:: Exercise prompt ::
Write out the whole listing again, exactly.

:: Materials provided ::
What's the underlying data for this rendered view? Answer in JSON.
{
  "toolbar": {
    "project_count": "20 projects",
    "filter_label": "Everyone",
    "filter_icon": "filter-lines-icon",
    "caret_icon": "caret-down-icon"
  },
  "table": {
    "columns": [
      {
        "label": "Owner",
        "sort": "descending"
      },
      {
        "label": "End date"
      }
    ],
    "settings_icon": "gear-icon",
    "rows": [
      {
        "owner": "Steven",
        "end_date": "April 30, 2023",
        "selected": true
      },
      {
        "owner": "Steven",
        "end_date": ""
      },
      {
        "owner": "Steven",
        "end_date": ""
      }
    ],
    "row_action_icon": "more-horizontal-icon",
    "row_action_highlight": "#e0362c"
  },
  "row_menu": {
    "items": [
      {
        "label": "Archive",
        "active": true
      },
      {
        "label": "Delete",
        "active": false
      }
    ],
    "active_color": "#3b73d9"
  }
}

:: Result of this task ::
What's the underlying data for this rendered view? Answer in JSON.
{
  "toolbar": {
    "project_count": "20 projects",
    "filter_label": "Everyone",
    "filter_icon": "filter-lines-icon",
    "caret_icon": "caret-down-icon"
  },
  "table": {
    "columns": [
      {
        "label": "Owner",
        "sort": "descending"
      },
      {
        "label": "End date"
      }
    ],
    "settings_icon": "gear-icon",
    "rows": [
      {
        "owner": "Steven",
        "end_date": "April 30, 2023",
        "selected": true
      },
      {
        "owner": "Steven",
        "end_date": ""
      },
      {
        "owner": "Steven",
        "end_date": ""
      }
    ],
    "row_action_icon": "more-horizontal-icon",
    "row_action_highlight": "#e0362c"
  },
  "row_menu": {
    "items": [
      {
        "label": "Archive",
        "active": true
      },
      {
        "label": "Delete",
        "active": false
      }
    ],
    "active_color": "#3b73d9"
  }
}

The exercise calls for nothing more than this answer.